# [What to do]
Whenever a line contains the string "Your", copy it out of the entries.

# [Dataset records]
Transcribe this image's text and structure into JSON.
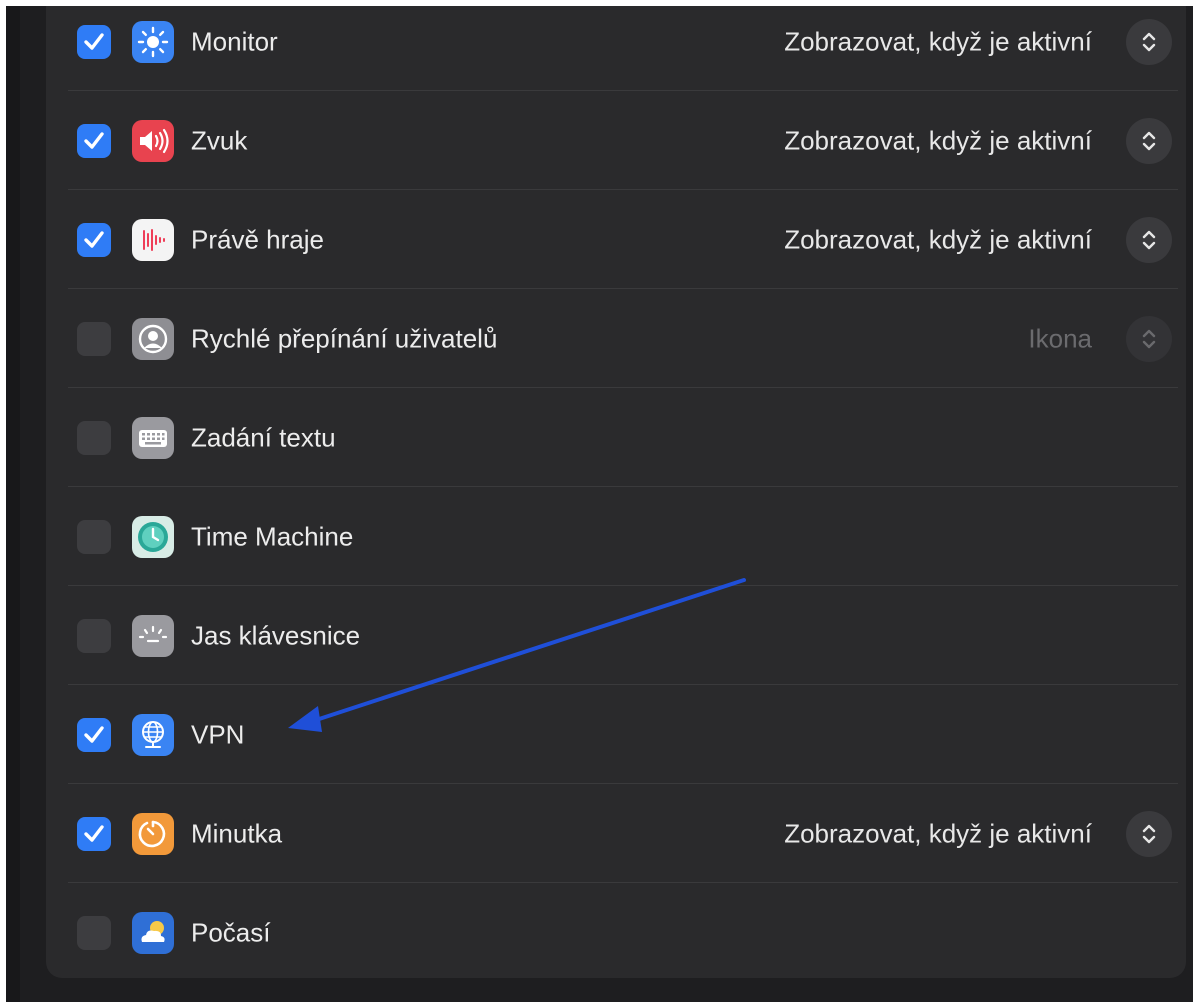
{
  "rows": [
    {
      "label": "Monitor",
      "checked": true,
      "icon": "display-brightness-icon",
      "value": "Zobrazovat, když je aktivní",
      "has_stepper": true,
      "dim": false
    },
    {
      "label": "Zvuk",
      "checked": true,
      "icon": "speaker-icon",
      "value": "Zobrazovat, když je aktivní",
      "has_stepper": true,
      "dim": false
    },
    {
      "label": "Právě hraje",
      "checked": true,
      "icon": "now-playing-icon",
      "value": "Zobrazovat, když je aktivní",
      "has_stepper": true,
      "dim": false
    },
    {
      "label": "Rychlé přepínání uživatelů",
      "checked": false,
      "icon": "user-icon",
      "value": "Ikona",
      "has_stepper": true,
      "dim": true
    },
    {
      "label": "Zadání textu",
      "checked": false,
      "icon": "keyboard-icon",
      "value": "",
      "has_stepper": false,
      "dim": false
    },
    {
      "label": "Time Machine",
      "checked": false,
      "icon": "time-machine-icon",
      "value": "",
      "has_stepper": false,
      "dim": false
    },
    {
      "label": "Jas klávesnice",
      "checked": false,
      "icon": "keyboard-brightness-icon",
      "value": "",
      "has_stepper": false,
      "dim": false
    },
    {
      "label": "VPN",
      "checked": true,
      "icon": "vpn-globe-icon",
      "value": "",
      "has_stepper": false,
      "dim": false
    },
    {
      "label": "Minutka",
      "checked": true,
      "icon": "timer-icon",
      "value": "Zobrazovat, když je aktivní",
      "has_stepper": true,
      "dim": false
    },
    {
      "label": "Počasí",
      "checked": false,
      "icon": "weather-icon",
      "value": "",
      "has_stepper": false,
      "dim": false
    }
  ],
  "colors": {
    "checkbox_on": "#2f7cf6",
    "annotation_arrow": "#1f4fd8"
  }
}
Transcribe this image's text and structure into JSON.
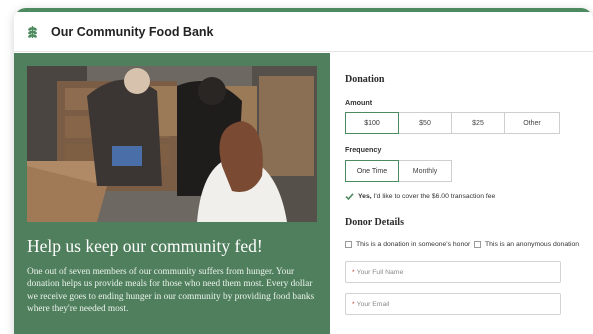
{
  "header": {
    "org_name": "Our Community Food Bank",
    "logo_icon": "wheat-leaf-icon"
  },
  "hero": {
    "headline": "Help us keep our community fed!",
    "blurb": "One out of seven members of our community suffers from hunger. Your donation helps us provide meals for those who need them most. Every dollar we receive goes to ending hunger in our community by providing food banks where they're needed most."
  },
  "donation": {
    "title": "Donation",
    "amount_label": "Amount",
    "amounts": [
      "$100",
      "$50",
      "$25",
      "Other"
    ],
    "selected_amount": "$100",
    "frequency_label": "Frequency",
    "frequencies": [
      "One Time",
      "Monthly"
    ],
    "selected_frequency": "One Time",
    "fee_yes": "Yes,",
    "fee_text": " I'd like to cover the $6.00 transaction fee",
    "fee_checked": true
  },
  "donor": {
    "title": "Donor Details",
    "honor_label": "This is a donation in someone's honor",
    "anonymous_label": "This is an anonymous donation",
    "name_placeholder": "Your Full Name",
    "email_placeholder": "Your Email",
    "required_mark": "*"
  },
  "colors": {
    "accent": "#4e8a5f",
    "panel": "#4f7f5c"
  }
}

==

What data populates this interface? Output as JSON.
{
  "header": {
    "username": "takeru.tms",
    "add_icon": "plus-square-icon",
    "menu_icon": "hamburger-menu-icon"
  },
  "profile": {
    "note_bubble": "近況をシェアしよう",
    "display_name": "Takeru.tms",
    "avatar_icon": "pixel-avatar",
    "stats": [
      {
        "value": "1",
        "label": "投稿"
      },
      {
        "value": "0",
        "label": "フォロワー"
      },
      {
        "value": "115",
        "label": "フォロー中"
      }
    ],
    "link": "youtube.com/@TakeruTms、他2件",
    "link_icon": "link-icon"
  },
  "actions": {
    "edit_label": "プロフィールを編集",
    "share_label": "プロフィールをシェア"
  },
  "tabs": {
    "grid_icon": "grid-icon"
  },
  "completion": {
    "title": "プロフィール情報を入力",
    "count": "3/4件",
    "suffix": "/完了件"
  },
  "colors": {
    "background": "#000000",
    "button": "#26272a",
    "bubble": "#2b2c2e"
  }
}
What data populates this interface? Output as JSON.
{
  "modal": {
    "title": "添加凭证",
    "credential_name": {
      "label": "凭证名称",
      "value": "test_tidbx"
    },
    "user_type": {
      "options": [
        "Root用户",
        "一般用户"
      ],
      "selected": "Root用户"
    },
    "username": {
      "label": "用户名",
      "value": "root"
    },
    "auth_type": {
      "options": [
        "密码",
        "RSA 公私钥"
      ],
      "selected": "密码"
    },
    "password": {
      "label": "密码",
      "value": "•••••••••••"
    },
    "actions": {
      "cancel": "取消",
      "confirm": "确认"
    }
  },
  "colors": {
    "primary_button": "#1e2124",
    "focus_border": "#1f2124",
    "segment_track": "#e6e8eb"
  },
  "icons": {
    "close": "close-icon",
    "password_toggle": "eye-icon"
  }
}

# [Response to this exercise]
    "blurb": "One out of seven members of our community suffers from hunger. Your donation helps us provide meals for those who need them most. Every dollar we receive goes to ending hunger in our community by providing food banks where they're needed most."
    "name_placeholder": "Your Full Name",
    "email_placeholder": "Your Email",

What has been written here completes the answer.